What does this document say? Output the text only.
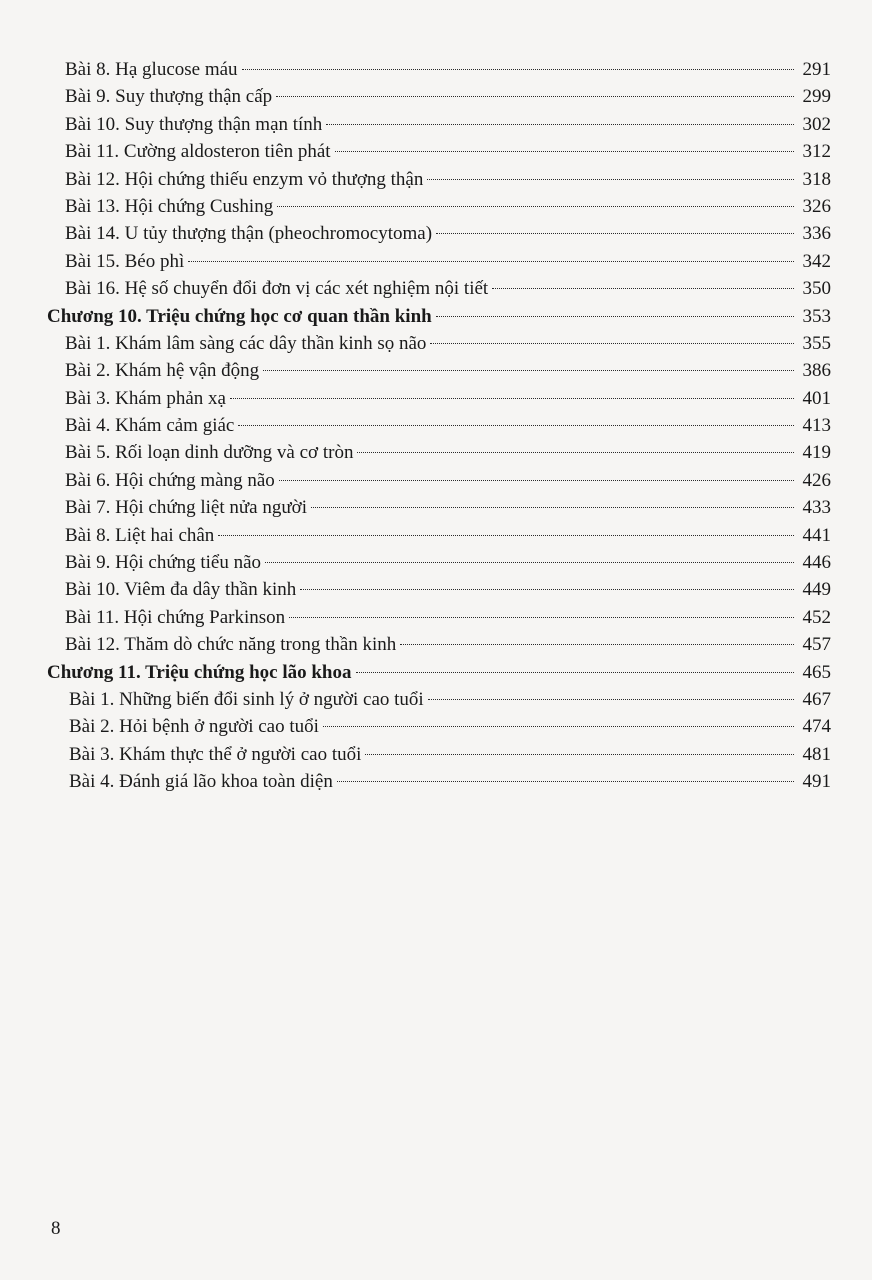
Bài 8. Hạ glucose máu	291
Bài 9. Suy thượng thận cấp	299
Bài 10. Suy thượng thận mạn tính	302
Bài 11. Cường aldosteron tiên phát	312
Bài 12. Hội chứng thiếu enzym vỏ thượng thận	318
Bài 13. Hội chứng Cushing	326
Bài 14. U tủy thượng thận (pheochromocytoma)	336
Bài 15. Béo phì	342
Bài 16. Hệ số chuyển đổi đơn vị các xét nghiệm nội tiết	350
Chương 10. Triệu chứng học cơ quan thần kinh	353
Bài 1. Khám lâm sàng các dây thần kinh sọ não	355
Bài 2. Khám hệ vận động	386
Bài 3. Khám phản xạ	401
Bài 4. Khám cảm giác	413
Bài 5. Rối loạn dinh dưỡng và cơ tròn	419
Bài 6. Hội chứng màng não	426
Bài 7. Hội chứng liệt nửa người	433
Bài 8. Liệt hai chân	441
Bài 9. Hội chứng tiểu não	446
Bài 10. Viêm đa dây thần kinh	449
Bài 11. Hội chứng Parkinson	452
Bài 12. Thăm dò chức năng trong thần kinh	457
Chương 11. Triệu chứng học lão khoa	465
Bài 1. Những biến đổi sinh lý ở người cao tuổi	467
Bài 2. Hỏi bệnh ở người cao tuổi	474
Bài 3. Khám thực thể ở người cao tuổi	481
Bài 4. Đánh giá lão khoa toàn diện	491
8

_Directions:_
Repeat each record exactly, with the pictures left out.

_Finished exercise:_
What does this document say? Output the text only.
Bài 8. Hạ glucose máu	291
Bài 9. Suy thượng thận cấp	299
Bài 10. Suy thượng thận mạn tính	302
Bài 11. Cường aldosteron tiên phát	312
Bài 12. Hội chứng thiếu enzym vỏ thượng thận	318
Bài 13. Hội chứng Cushing	326
Bài 14. U tủy thượng thận (pheochromocytoma)	336
Bài 15. Béo phì	342
Bài 16. Hệ số chuyển đổi đơn vị các xét nghiệm nội tiết	350
Chương 10. Triệu chứng học cơ quan thần kinh	353
Bài 1. Khám lâm sàng các dây thần kinh sọ não	355
Bài 2. Khám hệ vận động	386
Bài 3. Khám phản xạ	401
Bài 4. Khám cảm giác	413
Bài 5. Rối loạn dinh dưỡng và cơ tròn	419
Bài 6. Hội chứng màng não	426
Bài 7. Hội chứng liệt nửa người	433
Bài 8. Liệt hai chân	441
Bài 9. Hội chứng tiểu não	446
Bài 10. Viêm đa dây thần kinh	449
Bài 11. Hội chứng Parkinson	452
Bài 12. Thăm dò chức năng trong thần kinh	457
Chương 11. Triệu chứng học lão khoa	465
Bài 1. Những biến đổi sinh lý ở người cao tuổi	467
Bài 2. Hỏi bệnh ở người cao tuổi	474
Bài 3. Khám thực thể ở người cao tuổi	481
Bài 4. Đánh giá lão khoa toàn diện	491
8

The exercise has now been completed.